To be done: Each line should be copied exactly.

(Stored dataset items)
(begin)
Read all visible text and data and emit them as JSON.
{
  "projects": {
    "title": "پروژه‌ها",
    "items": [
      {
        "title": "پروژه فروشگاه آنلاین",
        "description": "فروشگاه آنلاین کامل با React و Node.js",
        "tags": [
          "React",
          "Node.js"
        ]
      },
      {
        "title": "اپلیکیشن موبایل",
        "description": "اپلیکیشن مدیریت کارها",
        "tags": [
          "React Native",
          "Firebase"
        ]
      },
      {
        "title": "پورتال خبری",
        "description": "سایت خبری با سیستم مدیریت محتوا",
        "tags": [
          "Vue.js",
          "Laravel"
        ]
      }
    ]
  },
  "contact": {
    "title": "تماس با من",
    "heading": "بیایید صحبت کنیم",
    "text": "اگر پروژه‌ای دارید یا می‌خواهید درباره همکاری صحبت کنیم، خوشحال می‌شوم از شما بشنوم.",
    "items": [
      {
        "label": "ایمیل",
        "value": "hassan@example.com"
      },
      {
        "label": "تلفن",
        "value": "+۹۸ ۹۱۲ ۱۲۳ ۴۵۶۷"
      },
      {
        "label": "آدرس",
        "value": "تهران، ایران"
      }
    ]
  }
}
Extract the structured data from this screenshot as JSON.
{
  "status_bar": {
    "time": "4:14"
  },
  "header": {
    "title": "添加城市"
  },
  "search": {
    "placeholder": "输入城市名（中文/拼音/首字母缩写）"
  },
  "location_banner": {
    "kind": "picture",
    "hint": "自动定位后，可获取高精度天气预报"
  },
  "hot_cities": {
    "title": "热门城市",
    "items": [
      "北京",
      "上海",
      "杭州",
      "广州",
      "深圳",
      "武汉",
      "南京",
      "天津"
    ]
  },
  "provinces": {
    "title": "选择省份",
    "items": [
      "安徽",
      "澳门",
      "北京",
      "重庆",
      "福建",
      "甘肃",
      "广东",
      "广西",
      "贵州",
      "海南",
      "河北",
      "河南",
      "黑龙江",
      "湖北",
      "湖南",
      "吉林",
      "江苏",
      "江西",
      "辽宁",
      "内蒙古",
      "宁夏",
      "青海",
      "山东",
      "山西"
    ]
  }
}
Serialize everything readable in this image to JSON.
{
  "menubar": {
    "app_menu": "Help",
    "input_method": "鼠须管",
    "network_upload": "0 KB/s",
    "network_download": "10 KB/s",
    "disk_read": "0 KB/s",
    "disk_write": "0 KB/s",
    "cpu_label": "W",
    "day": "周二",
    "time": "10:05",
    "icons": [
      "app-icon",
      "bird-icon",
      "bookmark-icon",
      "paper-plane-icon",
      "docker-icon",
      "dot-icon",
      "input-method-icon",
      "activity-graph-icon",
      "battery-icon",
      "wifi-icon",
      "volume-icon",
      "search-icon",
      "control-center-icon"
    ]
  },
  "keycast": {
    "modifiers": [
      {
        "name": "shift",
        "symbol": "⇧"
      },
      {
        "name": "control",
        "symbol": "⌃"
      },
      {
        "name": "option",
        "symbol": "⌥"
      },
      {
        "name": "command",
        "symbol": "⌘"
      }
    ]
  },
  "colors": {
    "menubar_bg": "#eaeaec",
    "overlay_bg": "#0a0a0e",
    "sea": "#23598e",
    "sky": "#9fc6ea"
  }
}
(end)
Result below:
Read all visible text and data and emit them as JSON.
{
  "projects": {
    "title": "پروژه‌ها",
    "items": [
      {
        "title": "پروژه فروشگاه آنلاین",
        "description": "فروشگاه آنلاین کامل با React و Node.js",
        "tags": [
          "React",
          "Node.js"
        ]
      },
      {
        "title": "اپلیکیشن موبایل",
        "description": "اپلیکیشن مدیریت کارها",
        "tags": [
          "React Native",
          "Firebase"
        ]
      },
      {
        "title": "پورتال خبری",
        "description": "سایت خبری با سیستم مدیریت محتوا",
        "tags": [
          "Vue.js",
          "Laravel"
        ]
      }
    ]
  },
  "contact": {
    "title": "تماس با من",
    "heading": "بیایید صحبت کنیم",
    "text": "اگر پروژه‌ای دارید یا می‌خواهید درباره همکاری صحبت کنیم، خوشحال می‌شوم از شما بشنوم.",
    "items": [
      {
        "label": "ایمیل",
        "value": "hassan@example.com"
      },
      {
        "label": "تلفن",
        "value": "+۹۸ ۹۱۲ ۱۲۳ ۴۵۶۷"
      },
      {
        "label": "آدرس",
        "value": "تهران، ایران"
      }
    ]
  }
}
Extract the structured data from this screenshot as JSON.
{
  "status_bar": {
    "time": "4:14"
  },
  "header": {
    "title": "添加城市"
  },
  "search": {
    "placeholder": "输入城市名（中文/拼音/首字母缩写）"
  },
  "location_banner": {
    "kind": "picture",
    "hint": "自动定位后，可获取高精度天气预报"
  },
  "hot_cities": {
    "title": "热门城市",
    "items": [
      "北京",
      "上海",
      "杭州",
      "广州",
      "深圳",
      "武汉",
      "南京",
      "天津"
    ]
  },
  "provinces": {
    "title": "选择省份",
    "items": [
      "安徽",
      "澳门",
      "北京",
      "重庆",
      "福建",
      "甘肃",
      "广东",
      "广西",
      "贵州",
      "海南",
      "河北",
      "河南",
      "黑龙江",
      "湖北",
      "湖南",
      "吉林",
      "江苏",
      "江西",
      "辽宁",
      "内蒙古",
      "宁夏",
      "青海",
      "山东",
      "山西"
    ]
  }
}
Serialize everything readable in this image to JSON.
{
  "menubar": {
    "app_menu": "Help",
    "input_method": "鼠须管",
    "network_upload": "0 KB/s",
    "network_download": "10 KB/s",
    "disk_read": "0 KB/s",
    "disk_write": "0 KB/s",
    "cpu_label": "W",
    "day": "周二",
    "time": "10:05",
    "icons": [
      "app-icon",
      "bird-icon",
      "bookmark-icon",
      "paper-plane-icon",
      "docker-icon",
      "dot-icon",
      "input-method-icon",
      "activity-graph-icon",
      "battery-icon",
      "wifi-icon",
      "volume-icon",
      "search-icon",
      "control-center-icon"
    ]
  },
  "keycast": {
    "modifiers": [
      {
        "name": "shift",
        "symbol": "⇧"
      },
      {
        "name": "control",
        "symbol": "⌃"
      },
      {
        "name": "option",
        "symbol": "⌥"
      },
      {
        "name": "command",
        "symbol": "⌘"
      }
    ]
  },
  "colors": {
    "menubar_bg": "#eaeaec",
    "overlay_bg": "#0a0a0e",
    "sea": "#23598e",
    "sky": "#9fc6ea"
  }
}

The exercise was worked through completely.